*** LISTED RECORDS

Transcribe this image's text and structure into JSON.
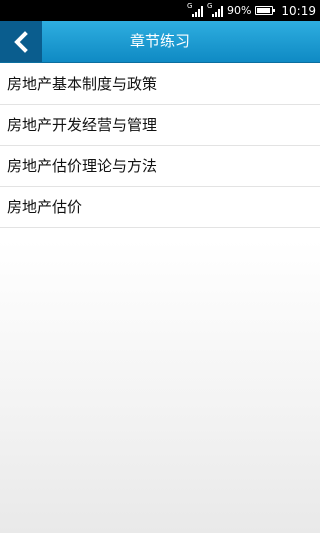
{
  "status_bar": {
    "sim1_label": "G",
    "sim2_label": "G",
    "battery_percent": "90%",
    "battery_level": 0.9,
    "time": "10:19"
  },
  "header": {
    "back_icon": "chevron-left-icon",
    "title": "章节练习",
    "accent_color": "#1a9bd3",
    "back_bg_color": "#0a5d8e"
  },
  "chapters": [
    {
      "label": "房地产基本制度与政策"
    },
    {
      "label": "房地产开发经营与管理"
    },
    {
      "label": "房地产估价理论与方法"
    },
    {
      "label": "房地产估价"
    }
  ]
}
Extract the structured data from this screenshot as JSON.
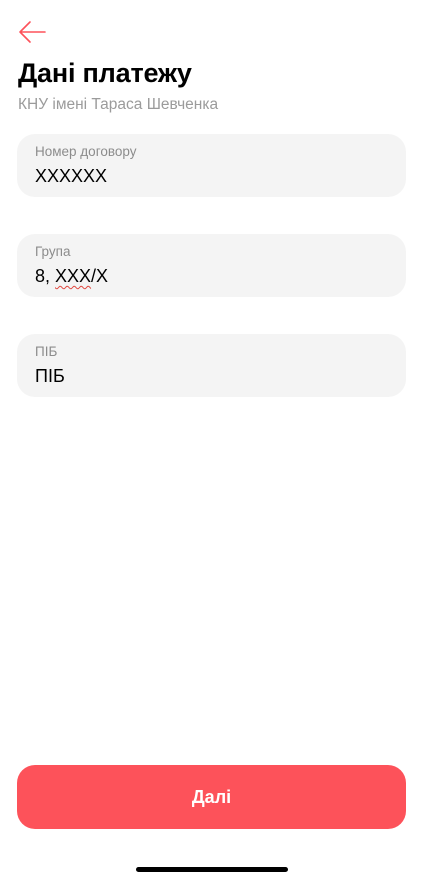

******
*** LISTED RECORDS

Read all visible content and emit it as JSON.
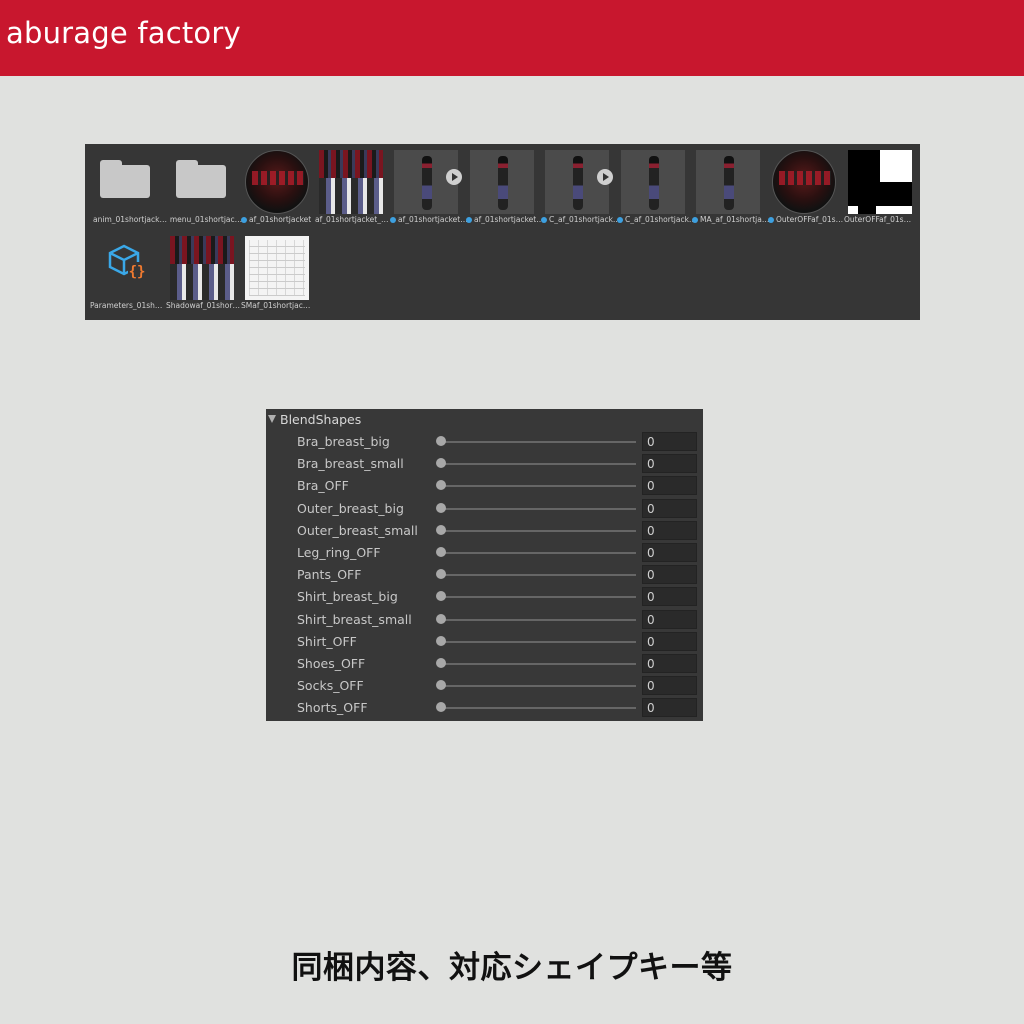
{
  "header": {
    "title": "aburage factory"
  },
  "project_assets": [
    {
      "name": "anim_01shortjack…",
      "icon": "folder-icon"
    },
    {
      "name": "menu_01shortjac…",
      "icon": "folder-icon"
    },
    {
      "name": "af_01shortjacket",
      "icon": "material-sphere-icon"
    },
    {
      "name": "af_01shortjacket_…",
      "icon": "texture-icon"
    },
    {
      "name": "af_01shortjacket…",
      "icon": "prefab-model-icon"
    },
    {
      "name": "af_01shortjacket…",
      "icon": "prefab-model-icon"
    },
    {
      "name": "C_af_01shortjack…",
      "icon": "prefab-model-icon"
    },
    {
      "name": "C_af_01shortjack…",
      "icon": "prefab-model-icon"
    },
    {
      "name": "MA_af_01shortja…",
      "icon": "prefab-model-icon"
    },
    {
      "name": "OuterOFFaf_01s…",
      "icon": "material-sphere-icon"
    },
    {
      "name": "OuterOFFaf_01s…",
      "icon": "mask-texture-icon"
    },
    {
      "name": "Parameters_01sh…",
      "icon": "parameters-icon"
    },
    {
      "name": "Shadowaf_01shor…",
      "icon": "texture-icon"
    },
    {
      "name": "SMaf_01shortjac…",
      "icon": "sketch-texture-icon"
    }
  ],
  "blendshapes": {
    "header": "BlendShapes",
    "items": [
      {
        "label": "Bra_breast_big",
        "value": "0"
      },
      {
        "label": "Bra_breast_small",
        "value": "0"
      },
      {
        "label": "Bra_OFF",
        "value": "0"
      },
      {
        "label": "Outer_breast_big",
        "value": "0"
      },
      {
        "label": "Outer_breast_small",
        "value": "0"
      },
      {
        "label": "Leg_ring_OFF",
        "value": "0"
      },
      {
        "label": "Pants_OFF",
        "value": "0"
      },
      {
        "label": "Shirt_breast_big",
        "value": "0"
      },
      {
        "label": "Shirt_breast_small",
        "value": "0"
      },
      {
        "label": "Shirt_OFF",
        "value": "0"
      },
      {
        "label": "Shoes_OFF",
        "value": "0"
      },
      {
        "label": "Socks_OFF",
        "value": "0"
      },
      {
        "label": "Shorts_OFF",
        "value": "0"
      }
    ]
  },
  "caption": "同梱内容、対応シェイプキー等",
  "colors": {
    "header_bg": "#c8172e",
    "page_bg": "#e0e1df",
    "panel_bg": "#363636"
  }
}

******

● WRITTEN EXERCISE
Leave out the pictures and give again exactly the lines from the one with "Transcribe this image's" through the one with "Extract the structured", and no others.

● WRITTEN ANSWER
Transcribe this image's text and structure into JSON.
{
  "status_bar": {
    "sim1_label": "G",
    "sim2_label": "G",
    "battery_percent": "90%",
    "battery_level": 0.9,
    "time": "10:19"
  },
  "header": {
    "back_icon": "chevron-left-icon",
    "title": "章节练习",
    "accent_color": "#1a9bd3",
    "back_bg_color": "#0a5d8e"
  },
  "chapters": [
    {
      "label": "房地产基本制度与政策"
    },
    {
      "label": "房地产开发经营与管理"
    },
    {
      "label": "房地产估价理论与方法"
    },
    {
      "label": "房地产估价"
    }
  ]
}
Extract the structured data from this screenshot as JSON.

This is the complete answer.